Task description: Every line of the listing must be reproduced as it stands. Leave the images behind.

================================

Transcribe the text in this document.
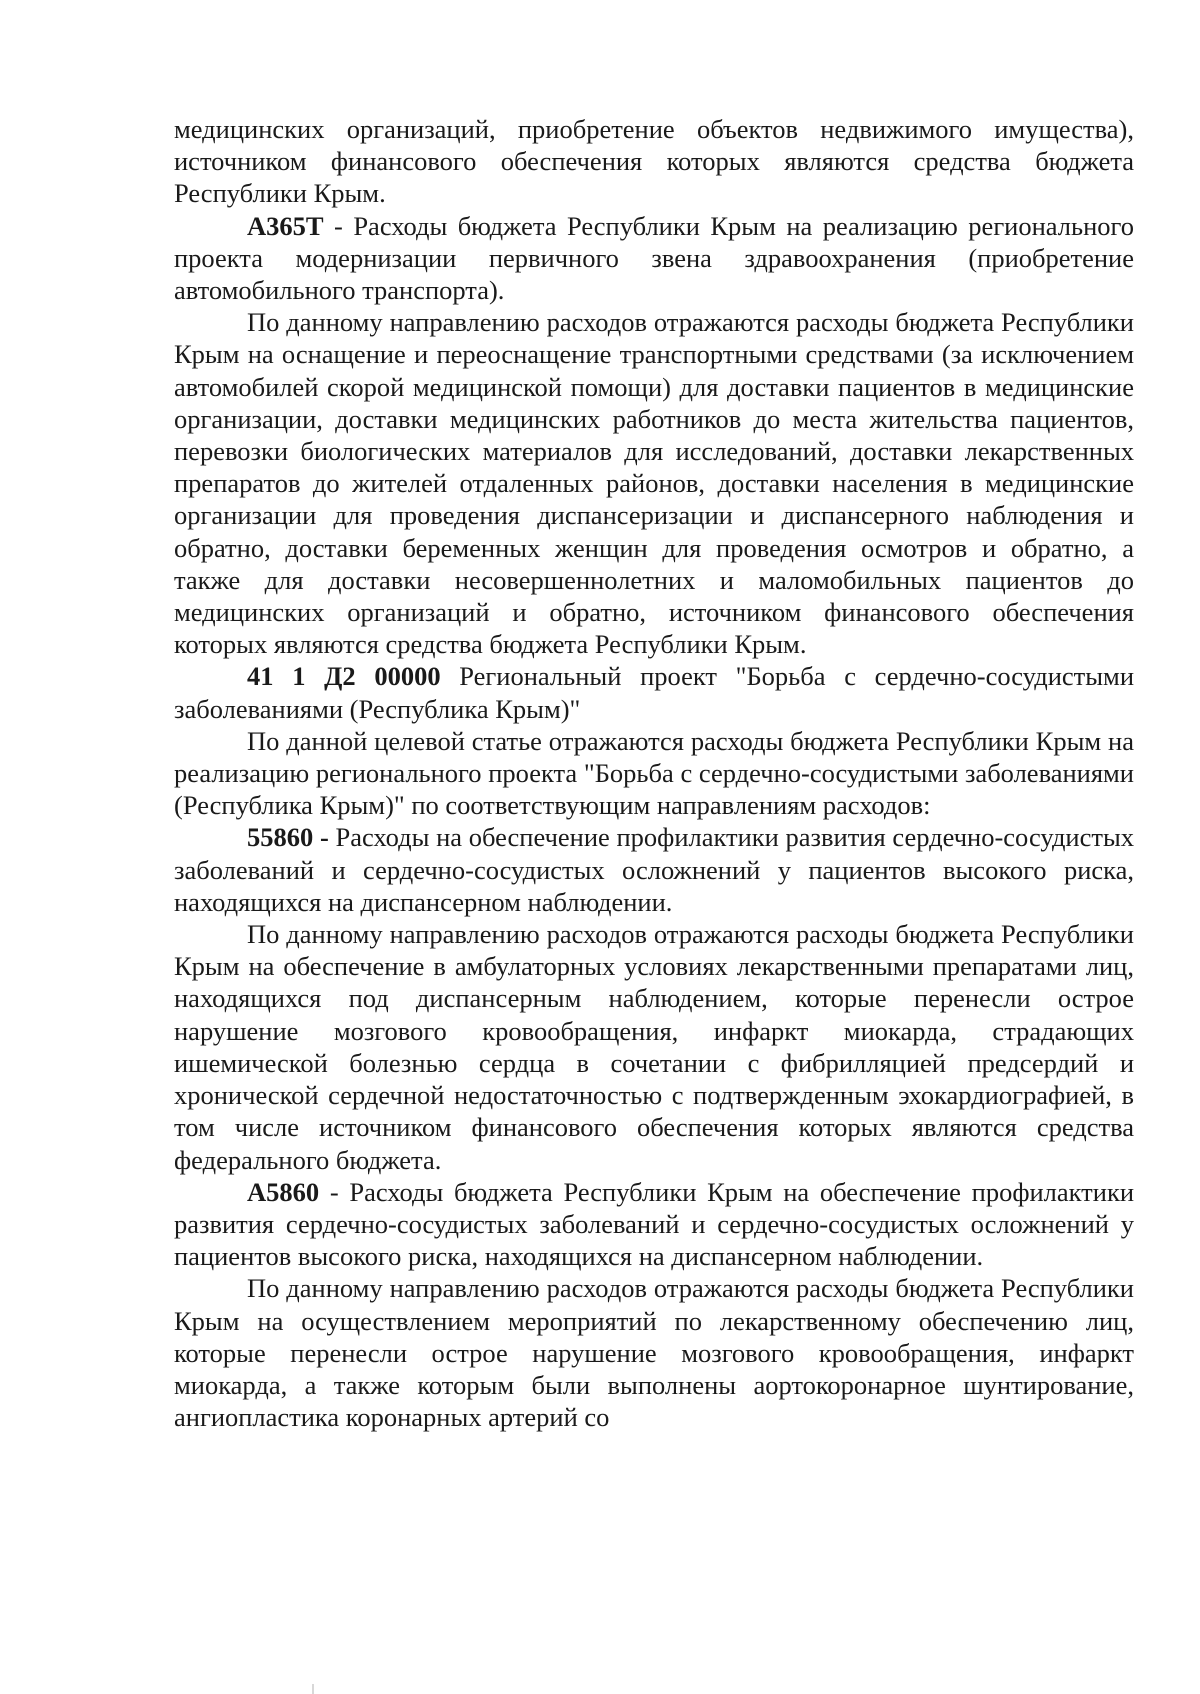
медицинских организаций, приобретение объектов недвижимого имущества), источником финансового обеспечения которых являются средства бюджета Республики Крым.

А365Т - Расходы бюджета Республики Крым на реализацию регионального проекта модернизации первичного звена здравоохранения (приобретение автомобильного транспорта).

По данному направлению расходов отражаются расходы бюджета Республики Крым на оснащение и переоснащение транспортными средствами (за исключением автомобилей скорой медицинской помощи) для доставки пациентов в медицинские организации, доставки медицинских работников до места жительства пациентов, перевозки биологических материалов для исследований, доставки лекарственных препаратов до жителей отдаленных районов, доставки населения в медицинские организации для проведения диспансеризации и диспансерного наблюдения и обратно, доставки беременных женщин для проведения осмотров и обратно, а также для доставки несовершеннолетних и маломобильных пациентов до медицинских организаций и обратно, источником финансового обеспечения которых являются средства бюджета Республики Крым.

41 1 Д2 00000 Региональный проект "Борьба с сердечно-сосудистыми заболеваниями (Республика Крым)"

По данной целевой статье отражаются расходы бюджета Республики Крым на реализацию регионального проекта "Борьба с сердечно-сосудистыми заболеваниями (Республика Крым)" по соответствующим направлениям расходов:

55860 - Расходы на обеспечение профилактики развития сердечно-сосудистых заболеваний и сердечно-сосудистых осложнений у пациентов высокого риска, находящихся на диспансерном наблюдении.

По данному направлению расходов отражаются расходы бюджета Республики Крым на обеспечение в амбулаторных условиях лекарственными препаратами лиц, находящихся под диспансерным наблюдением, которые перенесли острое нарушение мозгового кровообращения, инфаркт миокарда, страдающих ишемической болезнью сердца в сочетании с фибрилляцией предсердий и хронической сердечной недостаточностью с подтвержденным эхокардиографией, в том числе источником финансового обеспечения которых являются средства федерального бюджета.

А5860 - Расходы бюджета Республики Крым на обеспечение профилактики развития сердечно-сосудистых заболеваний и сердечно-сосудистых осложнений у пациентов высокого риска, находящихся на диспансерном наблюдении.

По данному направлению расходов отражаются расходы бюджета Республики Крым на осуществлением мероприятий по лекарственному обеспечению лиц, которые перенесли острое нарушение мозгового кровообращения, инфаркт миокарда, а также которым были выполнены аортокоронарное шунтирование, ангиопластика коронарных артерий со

================================

Exercise output:
Transcribe the text in this document.
медицинских организаций, приобретение объектов недвижимого имущества), источником финансового обеспечения которых являются средства бюджета Республики Крым.

А365Т - Расходы бюджета Республики Крым на реализацию регионального проекта модернизации первичного звена здравоохранения (приобретение автомобильного транспорта).

По данному направлению расходов отражаются расходы бюджета Республики Крым на оснащение и переоснащение транспортными средствами (за исключением автомобилей скорой медицинской помощи) для доставки пациентов в медицинские организации, доставки медицинских работников до места жительства пациентов, перевозки биологических материалов для исследований, доставки лекарственных препаратов до жителей отдаленных районов, доставки населения в медицинские организации для проведения диспансеризации и диспансерного наблюдения и обратно, доставки беременных женщин для проведения осмотров и обратно, а также для доставки несовершеннолетних и маломобильных пациентов до медицинских организаций и обратно, источником финансового обеспечения которых являются средства бюджета Республики Крым.

41 1 Д2 00000 Региональный проект "Борьба с сердечно-сосудистыми заболеваниями (Республика Крым)"

По данной целевой статье отражаются расходы бюджета Республики Крым на реализацию регионального проекта "Борьба с сердечно-сосудистыми заболеваниями (Республика Крым)" по соответствующим направлениям расходов:

55860 - Расходы на обеспечение профилактики развития сердечно-сосудистых заболеваний и сердечно-сосудистых осложнений у пациентов высокого риска, находящихся на диспансерном наблюдении.

По данному направлению расходов отражаются расходы бюджета Республики Крым на обеспечение в амбулаторных условиях лекарственными препаратами лиц, находящихся под диспансерным наблюдением, которые перенесли острое нарушение мозгового кровообращения, инфаркт миокарда, страдающих ишемической болезнью сердца в сочетании с фибрилляцией предсердий и хронической сердечной недостаточностью с подтвержденным эхокардиографией, в том числе источником финансового обеспечения которых являются средства федерального бюджета.

А5860 - Расходы бюджета Республики Крым на обеспечение профилактики развития сердечно-сосудистых заболеваний и сердечно-сосудистых осложнений у пациентов высокого риска, находящихся на диспансерном наблюдении.

По данному направлению расходов отражаются расходы бюджета Республики Крым на осуществлением мероприятий по лекарственному обеспечению лиц, которые перенесли острое нарушение мозгового кровообращения, инфаркт миокарда, а также которым были выполнены аортокоронарное шунтирование, ангиопластика коронарных артерий со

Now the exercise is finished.